指示文 A
記録のうち「- cell-marital: متزوج /ة: [605, 182, 651, 231]」を含む行から「- cell-grad_year: 2018: [424, 134, 473, 184]」を含む行まで、両端の行も含めて一字一句変えずに書き写してもらえますか。

表示テキスト
:::::

何処から来た、何処へ行く

 前世とか、来世とか、生まれ変わりとか、輪廻転生をあまり信じていないところがある。生まれ変わることを考えると、現世での諸問題をペンディングしたくなりそうな弱さが僕の中にあるからだろう。特に必死で生きている感はない僕だが、とりあえず現世で燃え尽きたいと思っているのである。

 こんな感覚を持つに至った時点で、僕にとって輪廻転生は長いこと思考の埒外にあったのだ。それが、小さなキッカケで「待てよ」と思ってしまったのだ。生まれ変わりがあるという前提での思考になるが、僕が人間として生まれたのが「初回」だとしたら、輪廻を信じないのは当然だと思うのだ。

 これが、本当に生まれ変わった人なら、普通に「あるでしょう」と思うのかもしれない。自分がそうじゃないから分からないけれど、スピリチュアルなことを当たり前のように話す人は少なからずいる。そんな人たちにとっては輪廻ありきの世界というか、手離しで信じている可能性はあるだろう。

 もちろん祖先というのは絶対にいるので、そこから連綿と続く血の流れのようなものは理解できる。それが偉人であれば、現世でその偉人との共通点が表れたら「生まれ変わり」と言いたくなるだろう。遺伝というヤツだ。遺伝情報の伝達がどこまで遡れるのかは、僕の理解の及ばないところだが。

:::::

入力データ
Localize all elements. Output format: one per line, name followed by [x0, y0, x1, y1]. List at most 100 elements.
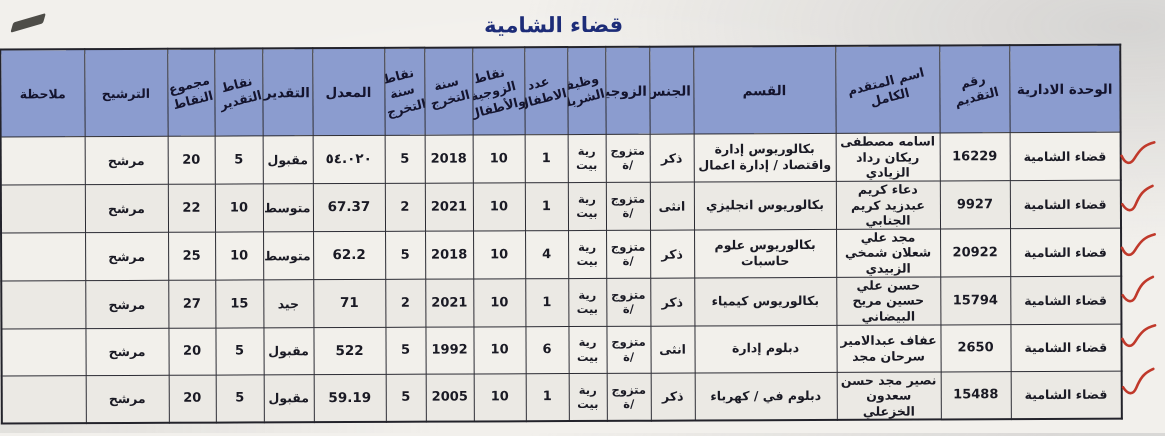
- cell-marital: متزوج /ة: [605, 182, 651, 231]
- red-check-icon: [1119, 229, 1156, 261]
- column-header-label: الوحدة الادارية: [1016, 81, 1113, 98]
- cell-grad_year: 2005: [425, 373, 474, 423]
- cell-unit: قضاء الشامية: [1010, 275, 1122, 325]
- cell-grad_year: 2018: [424, 134, 473, 184]
- cell-nomination: مرشح: [85, 374, 169, 424]
- cell-total: 20: [167, 136, 215, 185]
- cell-name: اسامه مصطفى ريكان رداد الزيادي: [835, 132, 940, 182]
- cell-nomination: مرشح: [85, 327, 169, 376]
- red-check-icon: [1119, 274, 1158, 308]
- column-header-label: نقاط سنة التخرج: [384, 64, 425, 120]
- cell-average: 522: [313, 326, 386, 375]
- cell-grad_year: 2021: [424, 182, 474, 231]
- table-row: قضاء الشامية 9927 دعاء كريم عبدزيد كريم ال…: [0, 180, 1122, 233]
- column-header-label: القسم: [742, 82, 787, 100]
- cell-dept: بكالوريوس علوم حاسبات: [694, 229, 837, 278]
- cell-grade_points: 10: [214, 183, 264, 232]
- cell-marital: متزوج /ة: [605, 134, 650, 183]
- cell-gender: ذكر: [650, 372, 695, 422]
- column-header-grad_points: نقاط سنة التخرج: [384, 47, 425, 136]
- cell-average: 71: [313, 278, 386, 328]
- column-header-label: نقاط التقدير: [217, 72, 263, 113]
- cell-children: 1: [524, 182, 569, 231]
- column-header-unit: الوحدة الادارية: [1009, 44, 1121, 133]
- column-header-grad_year: سنة التخرج: [424, 47, 473, 136]
- column-header-label: سنة التخرج: [429, 72, 472, 112]
- page-title: قضاء الشامية: [484, 12, 624, 38]
- cell-name: حسن علي حسين مريح البيضاني: [836, 276, 941, 325]
- column-header-label: ملاحظة: [19, 86, 66, 102]
- cell-grade_points: 10: [215, 231, 264, 280]
- cell-children: 1: [524, 134, 568, 183]
- cell-app_no: 15794: [940, 276, 1011, 325]
- column-header-label: الزوجية: [605, 83, 647, 100]
- cell-grade_points: 5: [215, 327, 264, 375]
- cell-dept: بكالوريوس إدارة واقتصاد / إدارة اعمال: [693, 133, 836, 182]
- cell-nomination: مرشح: [84, 184, 169, 233]
- cell-grade_points: 15: [215, 279, 264, 328]
- cell-grad_points: 2: [384, 183, 426, 232]
- cell-total: 20: [168, 374, 216, 424]
- cell-total: 25: [168, 231, 216, 280]
- cell-gender: ذكر: [650, 277, 695, 326]
- cell-dept: بكالوريوس انجليزي: [693, 181, 837, 230]
- column-header-label: اسم المتقدم الكامل: [845, 64, 926, 110]
- column-header-average: المعدل: [312, 47, 385, 136]
- cell-gender: انثى: [649, 181, 695, 230]
- cell-marital: متزوج /ة: [606, 325, 651, 373]
- cell-grade: مقبول: [262, 135, 313, 184]
- cell-grade: مقبول: [263, 327, 314, 375]
- column-header-grade_points: نقاط التقدير: [214, 48, 263, 137]
- cell-grad_points: 5: [385, 373, 426, 423]
- cell-note: [0, 184, 86, 233]
- table-header: الوحدة الادارية رقم التقديم اسم المتقدم ال…: [0, 44, 1121, 138]
- cell-name: مجد علي شعلان شمخي الزبيدي: [836, 228, 941, 278]
- cell-app_no: 9927: [939, 180, 1011, 229]
- cell-name: نصير مجد حسن سعدون الخزعلي: [836, 371, 941, 421]
- cell-dept: بكالوريوس كيمياء: [694, 277, 837, 326]
- cell-marital: متزوج /ة: [606, 229, 651, 279]
- cell-nomination: مرشح: [85, 279, 169, 329]
- cell-unit: قضاء الشامية: [1009, 132, 1121, 181]
- cell-partner_job: رية بيت: [568, 372, 607, 422]
- column-header-nomination: الترشيح: [84, 48, 168, 137]
- cell-gender: ذكر: [649, 134, 694, 183]
- cell-total: 22: [167, 183, 216, 233]
- column-header-label: التقدير: [263, 84, 310, 102]
- cell-unit: قضاء الشامية: [1009, 180, 1122, 229]
- column-header-dept: القسم: [693, 45, 836, 135]
- cell-grade: جيد: [263, 279, 314, 328]
- header-row: الوحدة الادارية رقم التقديم اسم المتقدم ال…: [0, 44, 1121, 138]
- column-header-label: الجنس: [649, 83, 691, 100]
- cell-marriage_points: 10: [472, 134, 525, 183]
- cell-name: دعاء كريم عبدزيد كريم الجنابي: [835, 180, 941, 230]
- column-header-marriage_points: نقاط الزوجية والأطفال: [472, 47, 525, 135]
- cell-grad_points: 5: [385, 230, 426, 279]
- cell-app_no: 15488: [940, 371, 1011, 420]
- cell-note: [0, 136, 85, 185]
- cell-nomination: مرشح: [85, 232, 169, 281]
- cell-partner_job: رية بيت: [567, 134, 606, 183]
- cell-marriage_points: 10: [473, 326, 526, 374]
- cell-children: 4: [525, 230, 569, 279]
- red-check-icon: [1119, 138, 1156, 170]
- table-row: قضاء الشامية 15794 حسن علي حسين مريح البيض…: [1, 275, 1122, 329]
- column-header-marital: الزوجية: [605, 46, 650, 135]
- cell-total: 20: [168, 327, 216, 375]
- cell-nomination: مرشح: [84, 136, 168, 185]
- column-header-label: رقم التقديم: [952, 70, 1000, 110]
- cell-app_no: 20922: [940, 228, 1011, 277]
- cell-dept: دبلوم إدارة: [694, 324, 837, 373]
- cell-partner_job: رية بيت: [568, 230, 607, 279]
- cell-dept: دبلوم في / كهرباء: [694, 371, 837, 421]
- cell-children: 1: [525, 278, 569, 327]
- cell-partner_job: رية بيت: [568, 325, 607, 374]
- column-header-label: مجموع النقاط: [167, 71, 215, 113]
- cell-app_no: 2650: [940, 324, 1011, 372]
- column-header-label: الترشيح: [101, 86, 151, 102]
- cell-note: [1, 232, 86, 281]
- column-header-label: المعدل: [325, 84, 372, 101]
- cell-note: [1, 280, 86, 329]
- cell-marital: متزوج /ة: [606, 372, 651, 422]
- cell-note: [1, 328, 86, 376]
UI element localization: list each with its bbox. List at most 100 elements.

:::::

指示文 B
輪廻転生をめぐる随筆の続きを、最後の文の後から書き進めてもらえますか。

結果 A
- cell-marital: متزوج /ة: [605, 182, 651, 231]
- red-check-icon: [1119, 229, 1156, 261]
- column-header-label: الوحدة الادارية: [1016, 81, 1113, 98]
- cell-grad_year: 2005: [425, 373, 474, 423]
- cell-unit: قضاء الشامية: [1010, 275, 1122, 325]
- cell-grad_year: 2018: [424, 134, 473, 184]

結果 B
 そして、前世は必ずしも人間とは限らない。飛ぶ夢をよく見る人は「前世が鳥だった」という話を聞いたことがあるような気がする。泳ぐ夢なら魚だろう。どちらの夢も記憶にはないのだが、高いところから落ちる夢はよく見るので「飛べない鳥」だったのかもしれない。あ、前世信じてるじゃん!

 僕が前世トークを避けるようになったのは、いわゆる合コンでの無駄質問が原因だ。まず多いのが「エスかエムか」の二分化。エスといえば主導権を握れるらしい。これと合わせて「次に生まれ変わるとしたら、男か女か」という問いも無意味に感じて、毎回「生まれ変わらない」と答えたものだ。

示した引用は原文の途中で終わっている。